■ **TASK PROMPT**
Show every line below where "Anschlagtür" can be found.

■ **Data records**
----

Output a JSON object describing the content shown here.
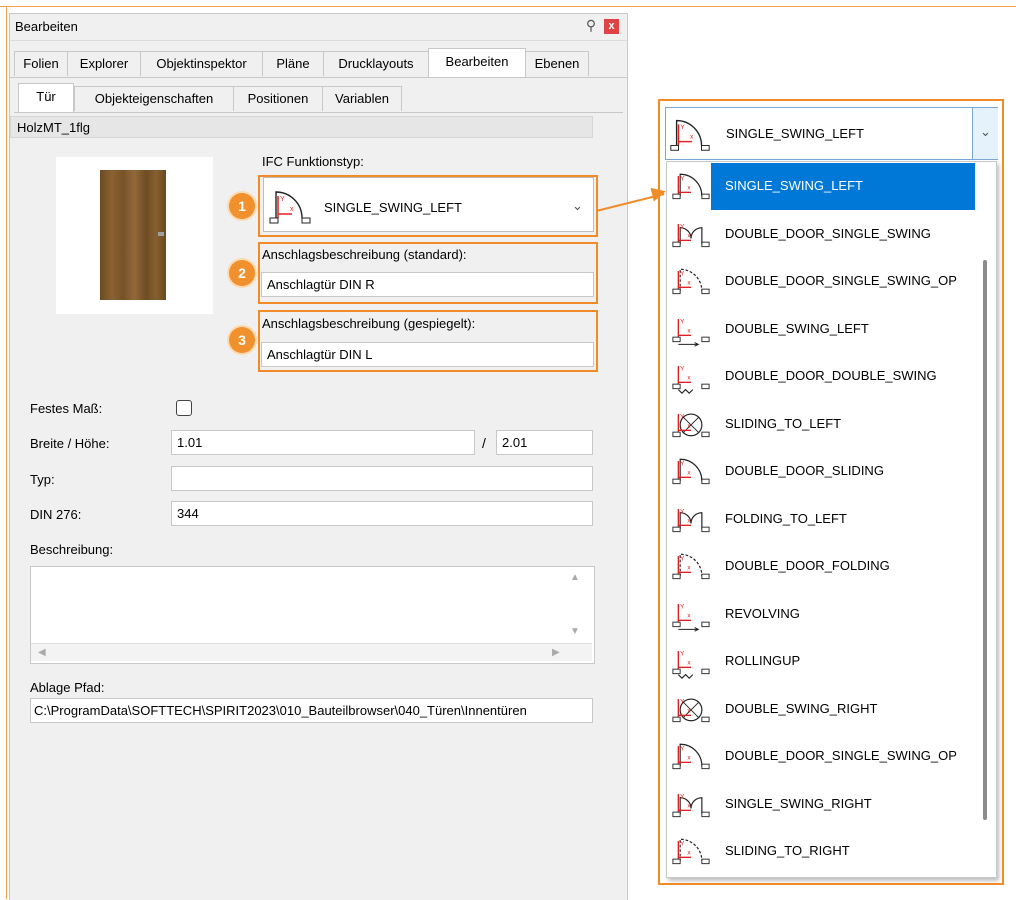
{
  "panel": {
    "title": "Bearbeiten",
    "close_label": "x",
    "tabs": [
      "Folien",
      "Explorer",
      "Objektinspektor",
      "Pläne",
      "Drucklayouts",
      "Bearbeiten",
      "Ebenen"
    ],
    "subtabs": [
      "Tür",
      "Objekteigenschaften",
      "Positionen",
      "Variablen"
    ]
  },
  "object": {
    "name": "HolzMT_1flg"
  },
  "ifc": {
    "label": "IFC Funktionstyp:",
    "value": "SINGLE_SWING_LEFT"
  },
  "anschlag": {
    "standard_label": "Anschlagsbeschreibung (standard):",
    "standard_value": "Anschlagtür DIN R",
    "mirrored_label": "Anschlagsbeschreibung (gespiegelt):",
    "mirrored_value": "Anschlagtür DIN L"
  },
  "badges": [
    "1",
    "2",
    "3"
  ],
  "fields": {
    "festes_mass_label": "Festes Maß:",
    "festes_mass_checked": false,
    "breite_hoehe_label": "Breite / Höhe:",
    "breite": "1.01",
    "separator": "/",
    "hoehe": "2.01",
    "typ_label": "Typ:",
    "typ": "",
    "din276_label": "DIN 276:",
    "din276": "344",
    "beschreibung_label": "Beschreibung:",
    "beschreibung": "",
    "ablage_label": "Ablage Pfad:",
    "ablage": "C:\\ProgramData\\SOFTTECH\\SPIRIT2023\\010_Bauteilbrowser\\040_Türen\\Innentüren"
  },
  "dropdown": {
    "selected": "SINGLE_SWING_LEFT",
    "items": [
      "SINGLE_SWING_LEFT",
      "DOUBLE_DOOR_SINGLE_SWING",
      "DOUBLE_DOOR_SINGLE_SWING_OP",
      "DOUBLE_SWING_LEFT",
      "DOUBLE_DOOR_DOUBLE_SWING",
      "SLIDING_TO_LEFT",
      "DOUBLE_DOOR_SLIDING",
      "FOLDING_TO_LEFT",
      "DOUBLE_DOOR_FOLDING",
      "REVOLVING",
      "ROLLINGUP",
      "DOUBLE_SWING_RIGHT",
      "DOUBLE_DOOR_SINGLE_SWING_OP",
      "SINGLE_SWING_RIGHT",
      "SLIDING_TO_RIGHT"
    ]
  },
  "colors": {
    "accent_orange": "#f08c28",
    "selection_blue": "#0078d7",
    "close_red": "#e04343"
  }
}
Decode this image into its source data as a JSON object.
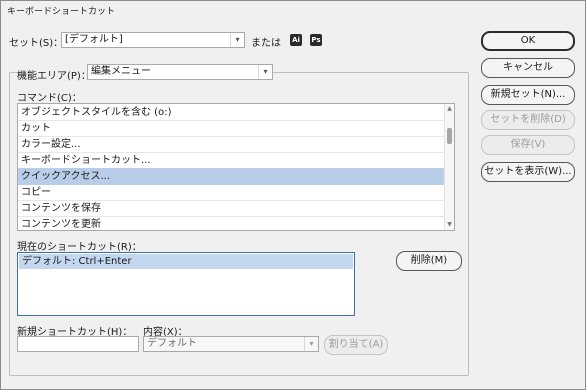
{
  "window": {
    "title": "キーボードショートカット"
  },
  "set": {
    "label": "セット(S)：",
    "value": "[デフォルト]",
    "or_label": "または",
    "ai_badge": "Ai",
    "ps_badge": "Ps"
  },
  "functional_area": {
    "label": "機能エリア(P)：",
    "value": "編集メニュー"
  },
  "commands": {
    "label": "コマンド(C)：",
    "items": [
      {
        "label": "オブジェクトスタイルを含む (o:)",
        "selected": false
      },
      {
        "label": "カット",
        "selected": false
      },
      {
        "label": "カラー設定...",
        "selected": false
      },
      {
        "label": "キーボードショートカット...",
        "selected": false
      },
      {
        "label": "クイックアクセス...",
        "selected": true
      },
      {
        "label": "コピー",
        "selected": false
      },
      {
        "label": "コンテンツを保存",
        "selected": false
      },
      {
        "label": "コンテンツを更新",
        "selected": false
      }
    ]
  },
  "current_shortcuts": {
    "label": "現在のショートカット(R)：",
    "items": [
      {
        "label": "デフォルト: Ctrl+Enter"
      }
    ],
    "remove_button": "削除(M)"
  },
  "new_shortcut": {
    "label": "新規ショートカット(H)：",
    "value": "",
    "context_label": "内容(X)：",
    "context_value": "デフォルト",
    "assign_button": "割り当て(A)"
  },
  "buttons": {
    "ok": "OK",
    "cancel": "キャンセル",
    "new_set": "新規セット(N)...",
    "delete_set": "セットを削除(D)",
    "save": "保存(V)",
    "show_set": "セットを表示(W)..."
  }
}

----

■ **IN RESPONSE**
    "standard_value": "Anschlagtür DIN R",
    "mirrored_value": "Anschlagtür DIN L"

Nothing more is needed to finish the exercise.